#### [Information given]
# # #

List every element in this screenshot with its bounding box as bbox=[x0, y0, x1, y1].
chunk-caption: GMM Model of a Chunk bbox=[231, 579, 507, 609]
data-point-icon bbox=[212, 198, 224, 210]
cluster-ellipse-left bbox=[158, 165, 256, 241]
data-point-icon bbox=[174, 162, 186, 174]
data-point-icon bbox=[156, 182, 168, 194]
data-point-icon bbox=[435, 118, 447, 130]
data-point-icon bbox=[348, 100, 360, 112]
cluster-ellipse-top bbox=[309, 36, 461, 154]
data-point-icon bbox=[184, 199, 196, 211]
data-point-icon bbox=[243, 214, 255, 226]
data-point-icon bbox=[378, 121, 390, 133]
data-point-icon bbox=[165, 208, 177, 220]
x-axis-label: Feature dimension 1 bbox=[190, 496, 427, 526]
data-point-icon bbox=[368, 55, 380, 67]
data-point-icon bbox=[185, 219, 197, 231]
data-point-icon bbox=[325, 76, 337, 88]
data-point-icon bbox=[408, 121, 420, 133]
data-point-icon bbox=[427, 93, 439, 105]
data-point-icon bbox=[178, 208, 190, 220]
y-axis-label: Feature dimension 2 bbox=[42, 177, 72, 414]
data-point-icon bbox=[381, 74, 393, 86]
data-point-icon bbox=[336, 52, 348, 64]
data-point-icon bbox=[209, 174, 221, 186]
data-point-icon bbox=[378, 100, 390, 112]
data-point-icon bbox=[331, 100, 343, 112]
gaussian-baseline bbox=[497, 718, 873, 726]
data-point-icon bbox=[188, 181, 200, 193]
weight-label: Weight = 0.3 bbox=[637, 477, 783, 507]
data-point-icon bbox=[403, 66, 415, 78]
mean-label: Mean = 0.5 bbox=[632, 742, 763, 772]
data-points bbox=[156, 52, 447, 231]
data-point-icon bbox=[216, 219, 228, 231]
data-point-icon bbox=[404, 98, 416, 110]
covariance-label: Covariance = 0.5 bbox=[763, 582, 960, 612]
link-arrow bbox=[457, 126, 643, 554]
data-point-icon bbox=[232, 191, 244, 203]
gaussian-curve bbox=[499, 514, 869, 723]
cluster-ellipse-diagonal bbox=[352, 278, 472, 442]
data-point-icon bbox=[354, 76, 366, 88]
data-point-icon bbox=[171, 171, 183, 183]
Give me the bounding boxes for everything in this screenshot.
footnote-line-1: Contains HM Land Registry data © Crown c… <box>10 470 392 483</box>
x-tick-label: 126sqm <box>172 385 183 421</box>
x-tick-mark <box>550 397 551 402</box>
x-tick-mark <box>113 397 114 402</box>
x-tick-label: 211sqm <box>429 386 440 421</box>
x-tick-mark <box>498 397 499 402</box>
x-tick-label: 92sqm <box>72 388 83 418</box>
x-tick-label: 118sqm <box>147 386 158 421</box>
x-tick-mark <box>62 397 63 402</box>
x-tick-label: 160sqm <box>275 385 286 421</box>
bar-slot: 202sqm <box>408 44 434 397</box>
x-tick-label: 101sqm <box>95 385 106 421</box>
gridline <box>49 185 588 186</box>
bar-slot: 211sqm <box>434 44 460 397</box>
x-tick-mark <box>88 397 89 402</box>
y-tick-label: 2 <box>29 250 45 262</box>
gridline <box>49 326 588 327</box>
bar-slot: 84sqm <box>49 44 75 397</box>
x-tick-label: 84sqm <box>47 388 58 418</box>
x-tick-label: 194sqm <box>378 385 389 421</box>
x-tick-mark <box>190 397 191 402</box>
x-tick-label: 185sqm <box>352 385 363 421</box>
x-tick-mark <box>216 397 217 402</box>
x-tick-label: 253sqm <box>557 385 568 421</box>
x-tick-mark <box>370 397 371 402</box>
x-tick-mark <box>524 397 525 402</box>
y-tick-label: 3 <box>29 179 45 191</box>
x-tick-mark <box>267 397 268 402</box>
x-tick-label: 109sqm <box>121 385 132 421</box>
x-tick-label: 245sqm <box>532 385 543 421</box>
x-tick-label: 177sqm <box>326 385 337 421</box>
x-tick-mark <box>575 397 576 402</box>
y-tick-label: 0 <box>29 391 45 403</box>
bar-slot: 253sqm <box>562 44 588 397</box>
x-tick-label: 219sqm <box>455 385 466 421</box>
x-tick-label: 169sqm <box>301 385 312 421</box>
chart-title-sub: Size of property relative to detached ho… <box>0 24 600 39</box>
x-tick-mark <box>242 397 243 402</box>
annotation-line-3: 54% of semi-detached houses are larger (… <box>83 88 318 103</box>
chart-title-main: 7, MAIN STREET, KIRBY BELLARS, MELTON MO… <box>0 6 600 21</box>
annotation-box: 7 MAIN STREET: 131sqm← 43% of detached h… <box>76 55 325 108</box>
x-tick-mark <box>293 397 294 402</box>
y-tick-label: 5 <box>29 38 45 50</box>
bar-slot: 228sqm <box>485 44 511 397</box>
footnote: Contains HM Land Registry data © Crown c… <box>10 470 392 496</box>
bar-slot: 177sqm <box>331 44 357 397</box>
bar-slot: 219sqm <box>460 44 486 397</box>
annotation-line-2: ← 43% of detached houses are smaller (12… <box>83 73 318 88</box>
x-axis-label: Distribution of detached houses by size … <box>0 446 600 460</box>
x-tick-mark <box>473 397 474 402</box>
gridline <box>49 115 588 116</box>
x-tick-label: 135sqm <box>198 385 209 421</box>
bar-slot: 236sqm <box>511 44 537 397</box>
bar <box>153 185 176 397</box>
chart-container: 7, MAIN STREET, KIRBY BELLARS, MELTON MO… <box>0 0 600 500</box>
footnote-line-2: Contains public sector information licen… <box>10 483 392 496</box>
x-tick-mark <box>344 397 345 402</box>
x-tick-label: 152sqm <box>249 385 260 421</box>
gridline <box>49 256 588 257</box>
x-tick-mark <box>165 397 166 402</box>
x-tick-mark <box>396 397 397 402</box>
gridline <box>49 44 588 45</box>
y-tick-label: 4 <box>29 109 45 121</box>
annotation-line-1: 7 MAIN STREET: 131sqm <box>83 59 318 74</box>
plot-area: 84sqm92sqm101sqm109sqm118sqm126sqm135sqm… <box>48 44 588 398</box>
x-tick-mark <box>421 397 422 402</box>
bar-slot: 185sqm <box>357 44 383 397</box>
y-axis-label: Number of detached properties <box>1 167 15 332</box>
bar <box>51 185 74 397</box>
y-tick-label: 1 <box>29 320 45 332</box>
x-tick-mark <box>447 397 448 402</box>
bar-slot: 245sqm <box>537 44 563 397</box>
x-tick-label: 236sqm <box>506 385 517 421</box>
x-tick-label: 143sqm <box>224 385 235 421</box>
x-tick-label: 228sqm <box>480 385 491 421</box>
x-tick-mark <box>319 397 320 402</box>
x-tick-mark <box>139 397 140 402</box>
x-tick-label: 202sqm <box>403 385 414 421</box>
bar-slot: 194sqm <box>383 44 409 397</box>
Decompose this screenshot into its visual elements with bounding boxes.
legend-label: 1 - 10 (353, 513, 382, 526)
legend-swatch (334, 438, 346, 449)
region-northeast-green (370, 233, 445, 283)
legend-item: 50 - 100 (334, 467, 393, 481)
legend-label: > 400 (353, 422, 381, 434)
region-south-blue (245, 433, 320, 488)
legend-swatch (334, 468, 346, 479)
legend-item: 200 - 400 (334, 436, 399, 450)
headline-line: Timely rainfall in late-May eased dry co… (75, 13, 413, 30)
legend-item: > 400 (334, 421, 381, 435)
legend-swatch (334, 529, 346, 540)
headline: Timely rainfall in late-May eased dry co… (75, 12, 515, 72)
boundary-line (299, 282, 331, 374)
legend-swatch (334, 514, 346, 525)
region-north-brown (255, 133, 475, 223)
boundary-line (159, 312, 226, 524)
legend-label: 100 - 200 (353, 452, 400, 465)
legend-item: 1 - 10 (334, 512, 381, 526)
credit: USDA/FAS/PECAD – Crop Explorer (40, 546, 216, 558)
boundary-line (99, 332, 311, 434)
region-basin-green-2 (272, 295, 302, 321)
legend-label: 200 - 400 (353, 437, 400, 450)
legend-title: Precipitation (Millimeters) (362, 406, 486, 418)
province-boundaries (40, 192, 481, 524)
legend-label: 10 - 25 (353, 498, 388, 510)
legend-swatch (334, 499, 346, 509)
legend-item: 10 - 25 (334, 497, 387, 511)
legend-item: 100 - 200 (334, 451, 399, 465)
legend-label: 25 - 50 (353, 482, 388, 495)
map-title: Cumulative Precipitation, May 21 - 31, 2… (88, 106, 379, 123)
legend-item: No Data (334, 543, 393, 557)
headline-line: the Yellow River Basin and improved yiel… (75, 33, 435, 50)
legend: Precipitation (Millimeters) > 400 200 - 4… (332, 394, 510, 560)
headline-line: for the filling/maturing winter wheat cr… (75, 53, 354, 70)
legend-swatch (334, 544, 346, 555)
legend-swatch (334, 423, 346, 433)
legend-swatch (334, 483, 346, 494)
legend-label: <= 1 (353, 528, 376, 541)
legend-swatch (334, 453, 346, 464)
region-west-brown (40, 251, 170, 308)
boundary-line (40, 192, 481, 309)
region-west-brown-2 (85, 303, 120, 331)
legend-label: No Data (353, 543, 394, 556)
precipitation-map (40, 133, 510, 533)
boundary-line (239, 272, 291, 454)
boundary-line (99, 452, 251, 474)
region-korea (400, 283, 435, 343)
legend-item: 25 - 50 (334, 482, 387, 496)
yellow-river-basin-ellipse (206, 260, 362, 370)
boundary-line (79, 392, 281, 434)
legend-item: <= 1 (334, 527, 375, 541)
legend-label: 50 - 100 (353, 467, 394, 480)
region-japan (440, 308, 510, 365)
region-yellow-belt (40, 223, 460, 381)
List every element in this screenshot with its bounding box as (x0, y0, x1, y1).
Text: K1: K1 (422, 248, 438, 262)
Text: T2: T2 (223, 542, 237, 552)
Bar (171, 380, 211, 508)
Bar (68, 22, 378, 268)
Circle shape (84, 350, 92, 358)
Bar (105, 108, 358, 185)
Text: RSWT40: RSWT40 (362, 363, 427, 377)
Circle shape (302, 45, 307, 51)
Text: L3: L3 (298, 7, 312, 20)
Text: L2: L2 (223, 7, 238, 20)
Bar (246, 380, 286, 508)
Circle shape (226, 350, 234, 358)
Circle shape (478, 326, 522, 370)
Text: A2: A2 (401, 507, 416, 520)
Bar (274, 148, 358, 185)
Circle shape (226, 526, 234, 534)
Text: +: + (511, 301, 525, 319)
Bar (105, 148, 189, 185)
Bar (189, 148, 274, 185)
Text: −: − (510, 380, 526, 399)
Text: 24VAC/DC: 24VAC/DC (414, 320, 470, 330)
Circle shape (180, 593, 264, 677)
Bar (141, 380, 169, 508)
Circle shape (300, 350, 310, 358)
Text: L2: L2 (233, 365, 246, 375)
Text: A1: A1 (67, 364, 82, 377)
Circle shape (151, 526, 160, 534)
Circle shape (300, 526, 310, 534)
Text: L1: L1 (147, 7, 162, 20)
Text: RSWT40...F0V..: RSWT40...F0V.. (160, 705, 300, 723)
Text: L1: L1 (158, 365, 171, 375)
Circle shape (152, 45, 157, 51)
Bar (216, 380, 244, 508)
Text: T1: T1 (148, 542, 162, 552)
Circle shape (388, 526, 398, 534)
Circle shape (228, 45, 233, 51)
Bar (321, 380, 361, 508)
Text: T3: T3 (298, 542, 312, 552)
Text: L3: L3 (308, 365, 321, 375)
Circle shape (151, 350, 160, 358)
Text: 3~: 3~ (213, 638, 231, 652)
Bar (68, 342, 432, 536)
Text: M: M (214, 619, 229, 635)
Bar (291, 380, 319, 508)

# # #

#### [Exercise objective]
Copy the entries from the first line through the line with "data-point-icon bbox=[243, 214, 255, 226]", putting "screen capture" in place of "screenshot" and leaving everything else unchanged.

#### [Solution to this exercise]
List every element in this screen capture with its bounding box as bbox=[x0, y0, x1, y1].
chunk-caption: GMM Model of a Chunk bbox=[231, 579, 507, 609]
data-point-icon bbox=[212, 198, 224, 210]
cluster-ellipse-left bbox=[158, 165, 256, 241]
data-point-icon bbox=[174, 162, 186, 174]
data-point-icon bbox=[156, 182, 168, 194]
data-point-icon bbox=[435, 118, 447, 130]
data-point-icon bbox=[348, 100, 360, 112]
cluster-ellipse-top bbox=[309, 36, 461, 154]
data-point-icon bbox=[184, 199, 196, 211]
data-point-icon bbox=[243, 214, 255, 226]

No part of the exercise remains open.